- [Stated task] Transcribe the full listing exactly, and drop every picture.

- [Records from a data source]
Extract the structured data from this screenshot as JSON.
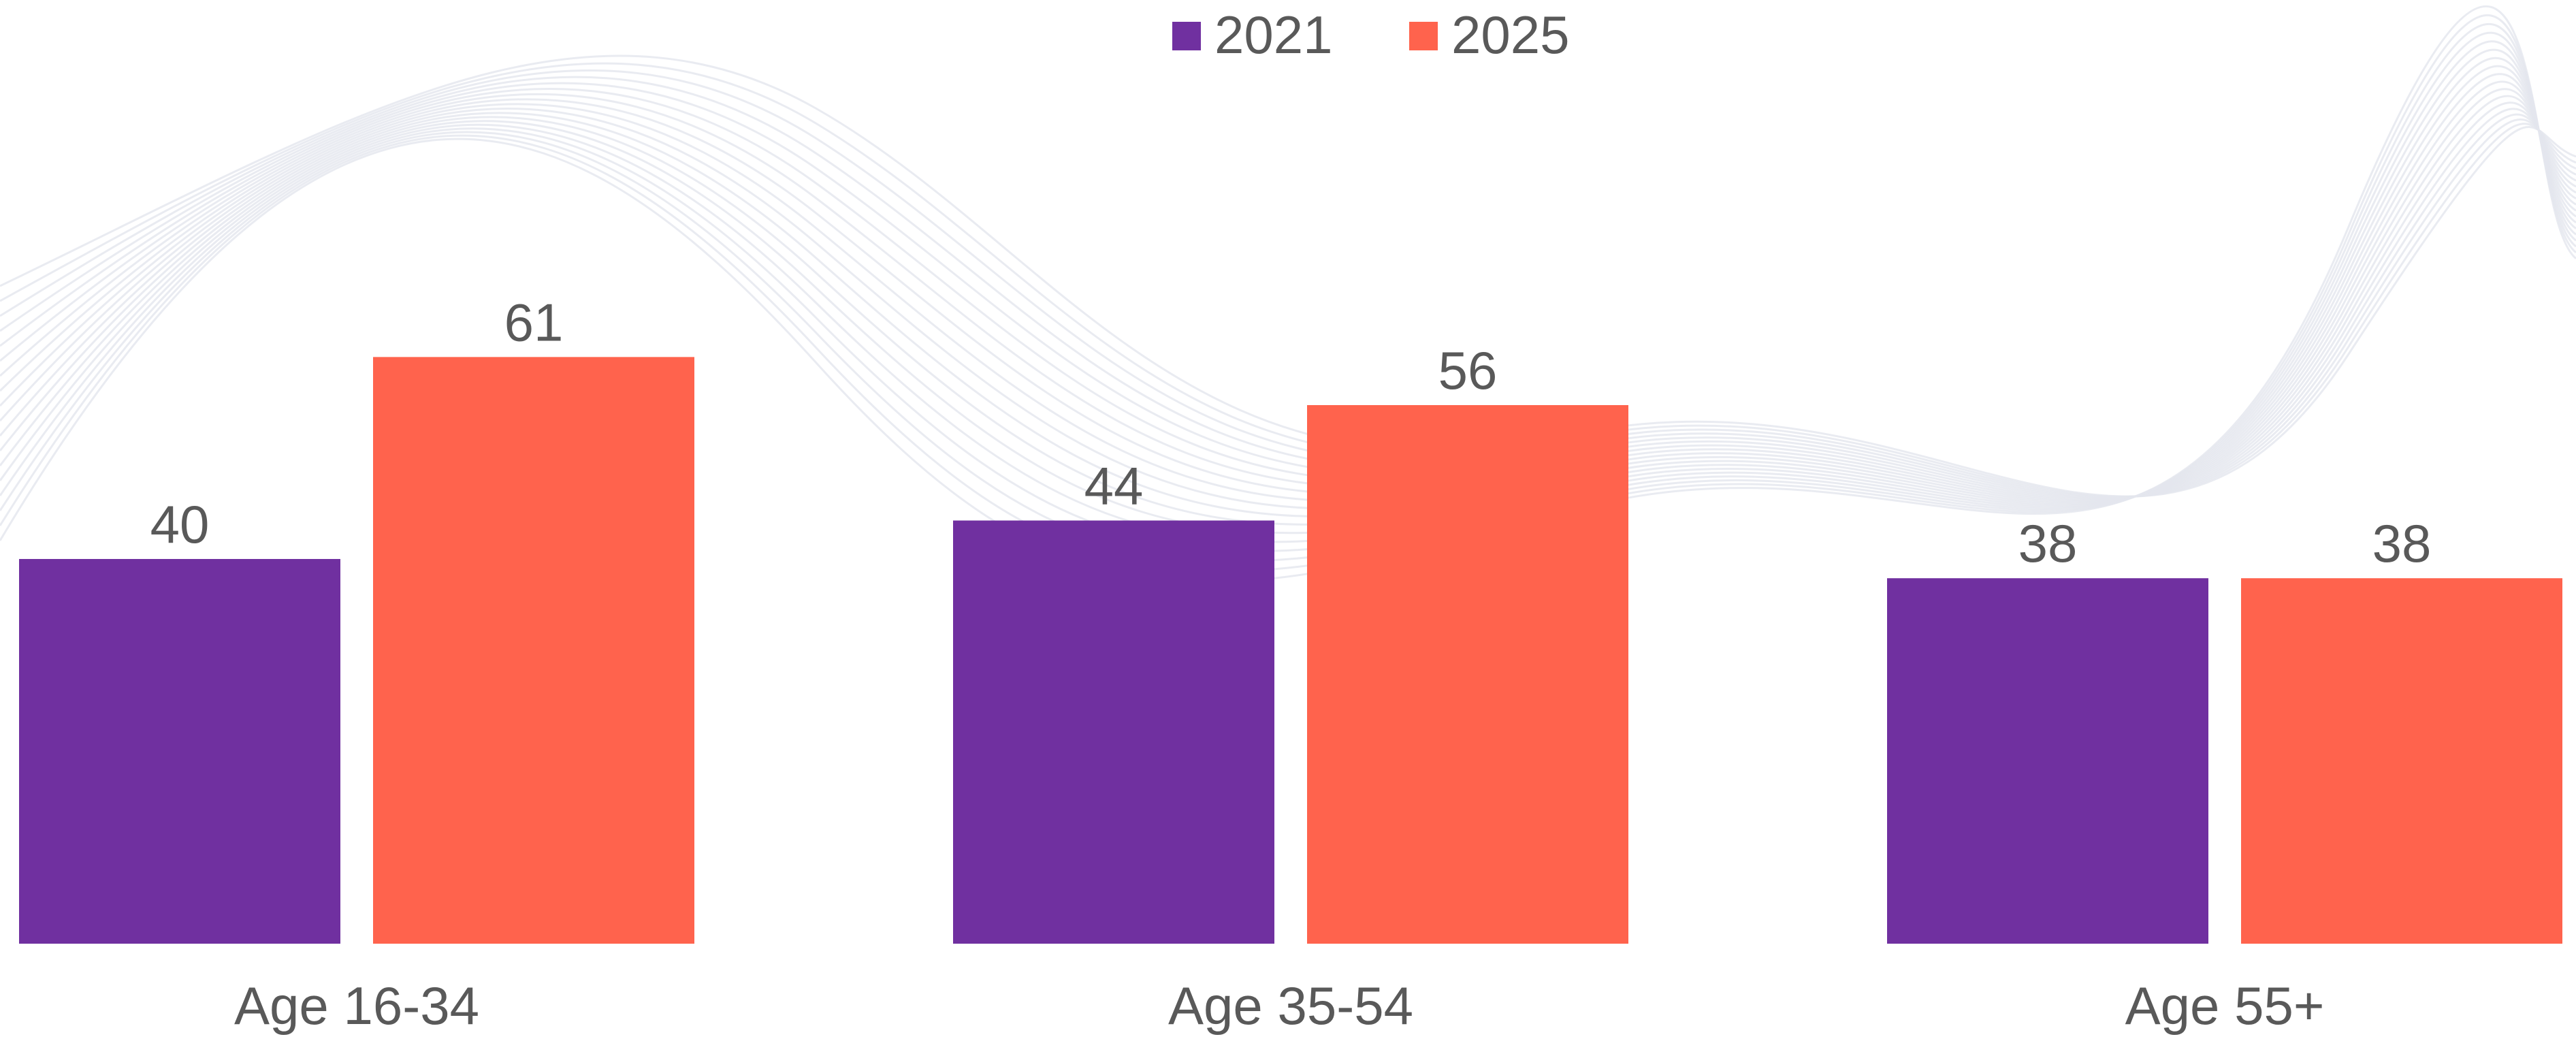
{
  "chart_data": {
    "type": "bar",
    "categories": [
      "Age 16-34",
      "Age 35-54",
      "Age 55+"
    ],
    "series": [
      {
        "name": "2021",
        "values": [
          40,
          44,
          38
        ],
        "color": "#7030a0"
      },
      {
        "name": "2025",
        "values": [
          61,
          56,
          38
        ],
        "color": "#ff634d"
      }
    ],
    "ylim": [
      0,
      70
    ],
    "grid": false,
    "legend_position": "top-center",
    "data_labels": true,
    "text_color": "#595959",
    "background_pattern": "faint-gray-wave-lines"
  }
}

- [Complete response]
Extract the structured data from this screenshot as JSON.
{
  "chart_data": {
    "type": "bar",
    "categories": [
      "Age 16-34",
      "Age 35-54",
      "Age 55+"
    ],
    "series": [
      {
        "name": "2021",
        "values": [
          40,
          44,
          38
        ],
        "color": "#7030a0"
      },
      {
        "name": "2025",
        "values": [
          61,
          56,
          38
        ],
        "color": "#ff634d"
      }
    ],
    "ylim": [
      0,
      70
    ],
    "grid": false,
    "legend_position": "top-center",
    "data_labels": true,
    "text_color": "#595959",
    "background_pattern": "faint-gray-wave-lines"
  }
}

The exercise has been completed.